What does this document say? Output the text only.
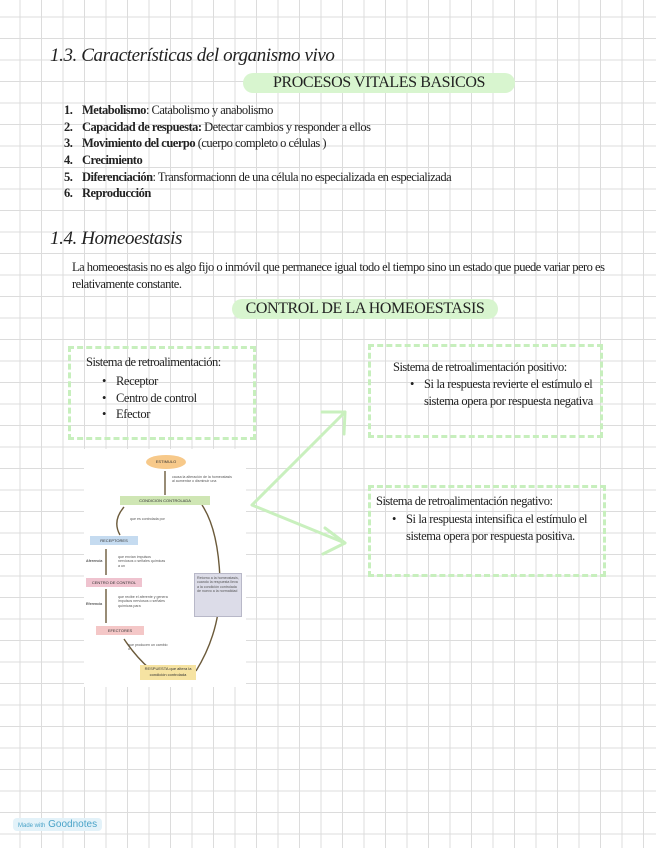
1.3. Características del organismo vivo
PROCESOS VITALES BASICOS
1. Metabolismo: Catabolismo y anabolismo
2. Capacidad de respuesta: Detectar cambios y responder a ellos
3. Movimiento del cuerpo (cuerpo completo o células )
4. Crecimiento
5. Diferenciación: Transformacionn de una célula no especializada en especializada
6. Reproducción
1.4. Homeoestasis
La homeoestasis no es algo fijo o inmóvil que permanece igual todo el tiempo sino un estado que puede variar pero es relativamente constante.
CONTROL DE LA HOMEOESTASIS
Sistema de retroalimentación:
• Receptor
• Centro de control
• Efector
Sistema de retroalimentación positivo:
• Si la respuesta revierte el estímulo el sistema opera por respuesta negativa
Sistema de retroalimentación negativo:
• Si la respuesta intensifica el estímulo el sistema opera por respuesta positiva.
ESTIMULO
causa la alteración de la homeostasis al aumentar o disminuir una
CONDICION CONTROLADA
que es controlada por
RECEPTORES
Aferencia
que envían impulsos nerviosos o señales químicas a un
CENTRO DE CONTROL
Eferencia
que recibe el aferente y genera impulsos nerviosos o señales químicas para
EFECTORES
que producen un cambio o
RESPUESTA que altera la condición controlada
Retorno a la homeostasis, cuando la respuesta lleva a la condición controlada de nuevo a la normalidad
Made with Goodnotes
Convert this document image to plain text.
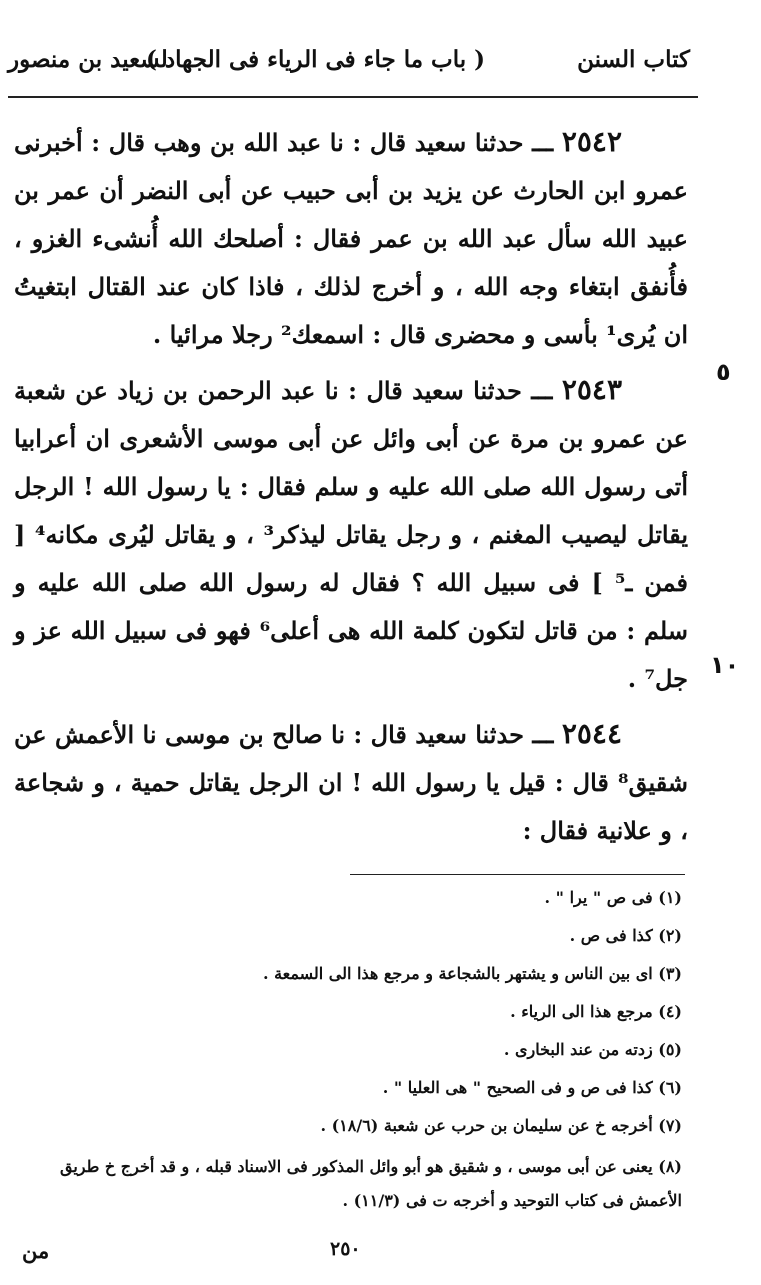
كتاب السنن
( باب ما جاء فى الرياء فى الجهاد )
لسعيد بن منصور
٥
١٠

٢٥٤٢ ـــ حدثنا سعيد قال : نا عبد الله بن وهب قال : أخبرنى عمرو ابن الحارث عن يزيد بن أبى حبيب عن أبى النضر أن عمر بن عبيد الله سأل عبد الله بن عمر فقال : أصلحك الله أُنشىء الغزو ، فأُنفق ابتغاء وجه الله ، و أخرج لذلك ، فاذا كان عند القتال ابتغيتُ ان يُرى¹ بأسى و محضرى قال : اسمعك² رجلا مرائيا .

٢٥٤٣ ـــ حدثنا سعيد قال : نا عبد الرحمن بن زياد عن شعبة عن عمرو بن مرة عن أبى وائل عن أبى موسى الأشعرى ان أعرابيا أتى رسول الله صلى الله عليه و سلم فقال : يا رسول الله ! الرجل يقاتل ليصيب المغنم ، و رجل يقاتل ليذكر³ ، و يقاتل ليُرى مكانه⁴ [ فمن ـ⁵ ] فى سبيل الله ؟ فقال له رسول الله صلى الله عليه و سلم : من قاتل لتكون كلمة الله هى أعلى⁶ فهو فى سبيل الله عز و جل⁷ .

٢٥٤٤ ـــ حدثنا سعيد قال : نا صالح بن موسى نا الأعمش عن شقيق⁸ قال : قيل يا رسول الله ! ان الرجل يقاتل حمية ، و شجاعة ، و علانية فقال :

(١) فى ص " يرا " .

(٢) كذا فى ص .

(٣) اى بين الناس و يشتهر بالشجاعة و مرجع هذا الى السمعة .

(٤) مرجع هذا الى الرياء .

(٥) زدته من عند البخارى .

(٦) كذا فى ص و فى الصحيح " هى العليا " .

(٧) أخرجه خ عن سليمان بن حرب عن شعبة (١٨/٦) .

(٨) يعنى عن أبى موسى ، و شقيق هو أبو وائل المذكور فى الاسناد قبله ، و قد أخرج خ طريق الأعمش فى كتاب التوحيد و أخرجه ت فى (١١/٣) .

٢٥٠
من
....
What is asked: Return all of the entries word for word, but omit the pictures.

Problem solution:
What does this document say? Output the text only.
1.3. Características del organismo vivo
PROCESOS VITALES BASICOS
1. Metabolismo: Catabolismo y anabolismo
2. Capacidad de respuesta: Detectar cambios y responder a ellos
3. Movimiento del cuerpo (cuerpo completo o células )
4. Crecimiento
5. Diferenciación: Transformacionn de una célula no especializada en especializada
6. Reproducción
1.4. Homeoestasis
La homeoestasis no es algo fijo o inmóvil que permanece igual todo el tiempo sino un estado que puede variar pero es relativamente constante.
CONTROL DE LA HOMEOESTASIS
Sistema de retroalimentación:
• Receptor
• Centro de control
• Efector
Sistema de retroalimentación positivo:
• Si la respuesta revierte el estímulo el sistema opera por respuesta negativa
Sistema de retroalimentación negativo:
• Si la respuesta intensifica el estímulo el sistema opera por respuesta positiva.
ESTIMULO
causa la alteración de la homeostasis al aumentar o disminuir una
CONDICION CONTROLADA
que es controlada por
RECEPTORES
Aferencia
que envían impulsos nerviosos o señales químicas a un
CENTRO DE CONTROL
Eferencia
que recibe el aferente y genera impulsos nerviosos o señales químicas para
EFECTORES
que producen un cambio o
RESPUESTA que altera la condición controlada
Retorno a la homeostasis, cuando la respuesta lleva a la condición controlada de nuevo a la normalidad
Made with Goodnotes
Convert this document image to plain text.
كتاب السنن
( باب ما جاء فى الرياء فى الجهاد )
لسعيد بن منصور
٥
١٠

٢٥٤٢ ـــ حدثنا سعيد قال : نا عبد الله بن وهب قال : أخبرنى عمرو ابن الحارث عن يزيد بن أبى حبيب عن أبى النضر أن عمر بن عبيد الله سأل عبد الله بن عمر فقال : أصلحك الله أُنشىء الغزو ، فأُنفق ابتغاء وجه الله ، و أخرج لذلك ، فاذا كان عند القتال ابتغيتُ ان يُرى¹ بأسى و محضرى قال : اسمعك² رجلا مرائيا .

٢٥٤٣ ـــ حدثنا سعيد قال : نا عبد الرحمن بن زياد عن شعبة عن عمرو بن مرة عن أبى وائل عن أبى موسى الأشعرى ان أعرابيا أتى رسول الله صلى الله عليه و سلم فقال : يا رسول الله ! الرجل يقاتل ليصيب المغنم ، و رجل يقاتل ليذكر³ ، و يقاتل ليُرى مكانه⁴ [ فمن ـ⁵ ] فى سبيل الله ؟ فقال له رسول الله صلى الله عليه و سلم : من قاتل لتكون كلمة الله هى أعلى⁶ فهو فى سبيل الله عز و جل⁷ .

٢٥٤٤ ـــ حدثنا سعيد قال : نا صالح بن موسى نا الأعمش عن شقيق⁸ قال : قيل يا رسول الله ! ان الرجل يقاتل حمية ، و شجاعة ، و علانية فقال :

(١) فى ص " يرا " .

(٢) كذا فى ص .

(٣) اى بين الناس و يشتهر بالشجاعة و مرجع هذا الى السمعة .

(٤) مرجع هذا الى الرياء .

(٥) زدته من عند البخارى .

(٦) كذا فى ص و فى الصحيح " هى العليا " .

(٧) أخرجه خ عن سليمان بن حرب عن شعبة (١٨/٦) .

(٨) يعنى عن أبى موسى ، و شقيق هو أبو وائل المذكور فى الاسناد قبله ، و قد أخرج خ طريق الأعمش فى كتاب التوحيد و أخرجه ت فى (١١/٣) .

٢٥٠
من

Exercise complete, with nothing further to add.